-- PROBLEM TO SOLVE --
Scan the records for the word "ylabel". Copy each line that includes it.

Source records
=-=-=-=-=

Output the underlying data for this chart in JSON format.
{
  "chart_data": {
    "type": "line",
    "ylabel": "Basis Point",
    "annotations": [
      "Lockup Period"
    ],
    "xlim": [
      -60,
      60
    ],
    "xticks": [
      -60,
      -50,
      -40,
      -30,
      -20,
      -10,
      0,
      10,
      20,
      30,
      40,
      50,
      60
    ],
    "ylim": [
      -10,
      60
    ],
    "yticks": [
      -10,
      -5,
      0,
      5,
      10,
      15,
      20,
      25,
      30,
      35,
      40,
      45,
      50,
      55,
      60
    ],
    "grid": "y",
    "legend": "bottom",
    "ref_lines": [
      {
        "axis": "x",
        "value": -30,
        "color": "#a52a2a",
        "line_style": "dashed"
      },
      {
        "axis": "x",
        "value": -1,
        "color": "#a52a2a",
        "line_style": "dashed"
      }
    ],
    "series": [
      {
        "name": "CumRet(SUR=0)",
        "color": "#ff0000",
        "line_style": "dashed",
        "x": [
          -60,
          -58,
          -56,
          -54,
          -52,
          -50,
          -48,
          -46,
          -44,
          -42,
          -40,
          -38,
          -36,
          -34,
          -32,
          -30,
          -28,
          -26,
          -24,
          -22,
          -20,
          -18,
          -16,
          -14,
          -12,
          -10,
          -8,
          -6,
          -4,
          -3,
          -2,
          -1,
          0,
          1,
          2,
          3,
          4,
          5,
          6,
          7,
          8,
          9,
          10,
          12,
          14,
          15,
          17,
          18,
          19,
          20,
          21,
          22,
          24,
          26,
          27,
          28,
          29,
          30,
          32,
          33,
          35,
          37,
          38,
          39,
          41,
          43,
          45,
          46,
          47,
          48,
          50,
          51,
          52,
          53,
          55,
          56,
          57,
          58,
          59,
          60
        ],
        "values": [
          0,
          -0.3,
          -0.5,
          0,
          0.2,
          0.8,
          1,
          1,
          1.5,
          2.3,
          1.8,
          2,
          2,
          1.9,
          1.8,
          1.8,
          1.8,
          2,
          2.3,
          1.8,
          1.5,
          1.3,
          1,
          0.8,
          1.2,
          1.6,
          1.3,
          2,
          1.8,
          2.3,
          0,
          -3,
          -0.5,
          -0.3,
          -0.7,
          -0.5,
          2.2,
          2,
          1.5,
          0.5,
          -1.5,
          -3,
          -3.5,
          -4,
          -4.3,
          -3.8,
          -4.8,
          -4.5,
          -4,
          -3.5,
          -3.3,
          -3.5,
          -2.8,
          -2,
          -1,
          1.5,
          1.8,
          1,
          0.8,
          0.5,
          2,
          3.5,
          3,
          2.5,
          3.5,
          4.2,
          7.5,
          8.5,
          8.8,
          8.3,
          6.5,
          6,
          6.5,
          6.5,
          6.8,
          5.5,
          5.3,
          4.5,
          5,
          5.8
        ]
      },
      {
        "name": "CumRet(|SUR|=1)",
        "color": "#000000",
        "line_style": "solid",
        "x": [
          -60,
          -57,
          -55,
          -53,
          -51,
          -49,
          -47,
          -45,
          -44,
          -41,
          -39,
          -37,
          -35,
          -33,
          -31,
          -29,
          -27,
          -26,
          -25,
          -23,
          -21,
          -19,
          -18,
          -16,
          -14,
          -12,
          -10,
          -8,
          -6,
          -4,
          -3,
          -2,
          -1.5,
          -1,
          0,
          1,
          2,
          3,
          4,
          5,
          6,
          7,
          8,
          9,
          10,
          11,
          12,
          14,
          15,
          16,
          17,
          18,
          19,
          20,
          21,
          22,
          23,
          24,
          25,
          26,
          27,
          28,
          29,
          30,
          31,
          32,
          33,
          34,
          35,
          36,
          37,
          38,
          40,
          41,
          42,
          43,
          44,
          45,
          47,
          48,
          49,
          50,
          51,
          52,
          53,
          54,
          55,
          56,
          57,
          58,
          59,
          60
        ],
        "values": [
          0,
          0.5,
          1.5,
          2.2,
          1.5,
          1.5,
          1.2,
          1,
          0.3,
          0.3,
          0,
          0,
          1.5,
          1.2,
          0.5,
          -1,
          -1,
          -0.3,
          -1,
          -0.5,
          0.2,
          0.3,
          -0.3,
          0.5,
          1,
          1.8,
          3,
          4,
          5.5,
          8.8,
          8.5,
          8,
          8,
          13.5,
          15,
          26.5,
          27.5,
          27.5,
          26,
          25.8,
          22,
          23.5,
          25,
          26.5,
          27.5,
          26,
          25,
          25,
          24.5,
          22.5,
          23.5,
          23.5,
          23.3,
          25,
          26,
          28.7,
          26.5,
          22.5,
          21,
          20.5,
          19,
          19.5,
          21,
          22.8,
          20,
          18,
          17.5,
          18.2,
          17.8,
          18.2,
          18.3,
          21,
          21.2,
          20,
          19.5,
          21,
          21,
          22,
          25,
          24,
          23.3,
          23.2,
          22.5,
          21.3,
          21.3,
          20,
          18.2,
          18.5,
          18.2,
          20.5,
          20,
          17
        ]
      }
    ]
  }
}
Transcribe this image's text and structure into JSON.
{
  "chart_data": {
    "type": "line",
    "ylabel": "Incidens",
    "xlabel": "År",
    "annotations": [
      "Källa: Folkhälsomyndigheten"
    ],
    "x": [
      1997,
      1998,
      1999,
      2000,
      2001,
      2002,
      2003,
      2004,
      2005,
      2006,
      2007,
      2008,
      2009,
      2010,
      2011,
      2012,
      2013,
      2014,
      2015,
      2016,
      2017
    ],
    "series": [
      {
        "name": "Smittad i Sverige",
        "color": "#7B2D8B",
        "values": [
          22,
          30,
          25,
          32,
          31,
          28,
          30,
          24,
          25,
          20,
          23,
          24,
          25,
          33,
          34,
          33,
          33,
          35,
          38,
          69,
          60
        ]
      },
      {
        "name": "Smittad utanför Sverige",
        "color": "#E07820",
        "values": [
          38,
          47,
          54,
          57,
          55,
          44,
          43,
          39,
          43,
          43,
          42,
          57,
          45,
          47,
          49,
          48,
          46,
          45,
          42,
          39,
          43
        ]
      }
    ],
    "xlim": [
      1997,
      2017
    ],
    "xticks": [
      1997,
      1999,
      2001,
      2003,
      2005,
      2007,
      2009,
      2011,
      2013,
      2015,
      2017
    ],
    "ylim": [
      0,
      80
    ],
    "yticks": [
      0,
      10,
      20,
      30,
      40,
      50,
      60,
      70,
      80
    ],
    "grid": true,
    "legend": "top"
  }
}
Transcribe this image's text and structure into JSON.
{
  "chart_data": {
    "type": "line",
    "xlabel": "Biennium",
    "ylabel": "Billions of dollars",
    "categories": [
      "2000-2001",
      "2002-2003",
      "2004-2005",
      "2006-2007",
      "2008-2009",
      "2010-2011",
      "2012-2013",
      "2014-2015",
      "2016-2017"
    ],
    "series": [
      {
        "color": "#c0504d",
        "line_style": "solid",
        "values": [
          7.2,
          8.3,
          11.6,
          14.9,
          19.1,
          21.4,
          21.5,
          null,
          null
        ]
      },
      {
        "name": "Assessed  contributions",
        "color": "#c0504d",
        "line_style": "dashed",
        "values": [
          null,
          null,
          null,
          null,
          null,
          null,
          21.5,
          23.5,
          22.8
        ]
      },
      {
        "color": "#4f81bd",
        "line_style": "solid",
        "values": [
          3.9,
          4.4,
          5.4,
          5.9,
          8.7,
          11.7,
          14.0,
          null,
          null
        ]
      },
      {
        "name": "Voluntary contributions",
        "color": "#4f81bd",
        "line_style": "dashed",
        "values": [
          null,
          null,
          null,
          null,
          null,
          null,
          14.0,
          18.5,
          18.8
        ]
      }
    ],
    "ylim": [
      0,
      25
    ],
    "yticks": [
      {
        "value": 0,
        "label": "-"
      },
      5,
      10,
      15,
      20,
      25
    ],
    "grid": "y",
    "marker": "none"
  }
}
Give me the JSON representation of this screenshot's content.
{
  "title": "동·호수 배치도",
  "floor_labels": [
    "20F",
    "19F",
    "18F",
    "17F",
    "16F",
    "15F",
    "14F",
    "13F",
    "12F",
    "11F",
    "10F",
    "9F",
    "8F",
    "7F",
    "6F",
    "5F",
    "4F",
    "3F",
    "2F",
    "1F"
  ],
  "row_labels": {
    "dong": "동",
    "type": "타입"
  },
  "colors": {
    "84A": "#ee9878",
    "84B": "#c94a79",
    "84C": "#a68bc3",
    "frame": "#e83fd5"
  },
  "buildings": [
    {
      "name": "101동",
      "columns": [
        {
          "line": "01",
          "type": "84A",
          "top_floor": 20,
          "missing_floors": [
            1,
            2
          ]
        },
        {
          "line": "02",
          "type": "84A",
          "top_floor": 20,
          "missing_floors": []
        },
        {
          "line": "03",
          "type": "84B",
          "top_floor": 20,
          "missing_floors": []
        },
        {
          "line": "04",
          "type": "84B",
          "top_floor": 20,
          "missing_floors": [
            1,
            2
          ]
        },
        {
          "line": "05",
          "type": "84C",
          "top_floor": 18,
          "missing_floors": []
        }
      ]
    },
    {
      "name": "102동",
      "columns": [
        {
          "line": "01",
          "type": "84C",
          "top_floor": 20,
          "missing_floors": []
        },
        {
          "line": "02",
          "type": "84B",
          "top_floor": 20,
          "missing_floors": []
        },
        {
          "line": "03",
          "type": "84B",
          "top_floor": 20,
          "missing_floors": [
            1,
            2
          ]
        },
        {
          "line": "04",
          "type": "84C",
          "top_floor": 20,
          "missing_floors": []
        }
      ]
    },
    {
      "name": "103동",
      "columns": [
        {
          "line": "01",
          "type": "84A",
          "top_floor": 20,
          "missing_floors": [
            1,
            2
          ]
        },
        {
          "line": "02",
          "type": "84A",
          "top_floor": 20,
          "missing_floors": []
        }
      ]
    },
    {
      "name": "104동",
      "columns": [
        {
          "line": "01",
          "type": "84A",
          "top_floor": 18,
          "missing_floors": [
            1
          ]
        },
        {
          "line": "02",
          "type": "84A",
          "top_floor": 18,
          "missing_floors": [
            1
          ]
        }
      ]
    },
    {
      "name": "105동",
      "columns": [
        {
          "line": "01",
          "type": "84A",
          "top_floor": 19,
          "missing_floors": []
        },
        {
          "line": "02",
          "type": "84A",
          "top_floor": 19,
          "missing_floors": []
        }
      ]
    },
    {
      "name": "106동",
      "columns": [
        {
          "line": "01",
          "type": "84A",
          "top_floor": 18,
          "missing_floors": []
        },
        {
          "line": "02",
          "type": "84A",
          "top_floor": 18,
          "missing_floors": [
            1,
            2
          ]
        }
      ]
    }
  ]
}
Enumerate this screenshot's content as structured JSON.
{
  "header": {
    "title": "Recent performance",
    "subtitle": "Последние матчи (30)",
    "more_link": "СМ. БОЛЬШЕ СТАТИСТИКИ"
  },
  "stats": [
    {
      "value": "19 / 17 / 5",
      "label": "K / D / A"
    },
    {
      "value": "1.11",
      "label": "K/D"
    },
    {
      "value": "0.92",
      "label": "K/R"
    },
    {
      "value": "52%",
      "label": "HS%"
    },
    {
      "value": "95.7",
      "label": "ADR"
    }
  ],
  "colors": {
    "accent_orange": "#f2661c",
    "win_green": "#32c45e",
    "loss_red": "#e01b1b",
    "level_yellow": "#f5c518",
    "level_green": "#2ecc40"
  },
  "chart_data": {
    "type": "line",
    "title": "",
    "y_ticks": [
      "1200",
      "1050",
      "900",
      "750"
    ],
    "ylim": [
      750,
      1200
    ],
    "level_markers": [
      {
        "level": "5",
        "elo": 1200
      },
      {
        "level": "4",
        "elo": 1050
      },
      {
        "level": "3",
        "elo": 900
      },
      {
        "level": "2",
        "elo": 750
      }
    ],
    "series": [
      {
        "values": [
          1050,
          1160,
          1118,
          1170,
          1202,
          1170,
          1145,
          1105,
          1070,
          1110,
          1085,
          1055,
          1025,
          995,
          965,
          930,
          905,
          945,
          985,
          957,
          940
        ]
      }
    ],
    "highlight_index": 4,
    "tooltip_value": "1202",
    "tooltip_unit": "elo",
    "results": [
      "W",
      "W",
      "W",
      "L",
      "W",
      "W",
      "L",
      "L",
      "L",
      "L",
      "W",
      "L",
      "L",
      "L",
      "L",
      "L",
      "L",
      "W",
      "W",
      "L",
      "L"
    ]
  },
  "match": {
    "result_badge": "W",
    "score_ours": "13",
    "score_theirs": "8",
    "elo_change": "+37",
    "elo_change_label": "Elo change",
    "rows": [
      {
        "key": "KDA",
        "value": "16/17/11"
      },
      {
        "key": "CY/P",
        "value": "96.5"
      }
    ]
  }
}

=-=-=-=-=

-- EXPECTED ANSWER --
    "ylabel": "Basis Point",
    "ylabel": "Incidens",
    "ylabel": "Billions of dollars",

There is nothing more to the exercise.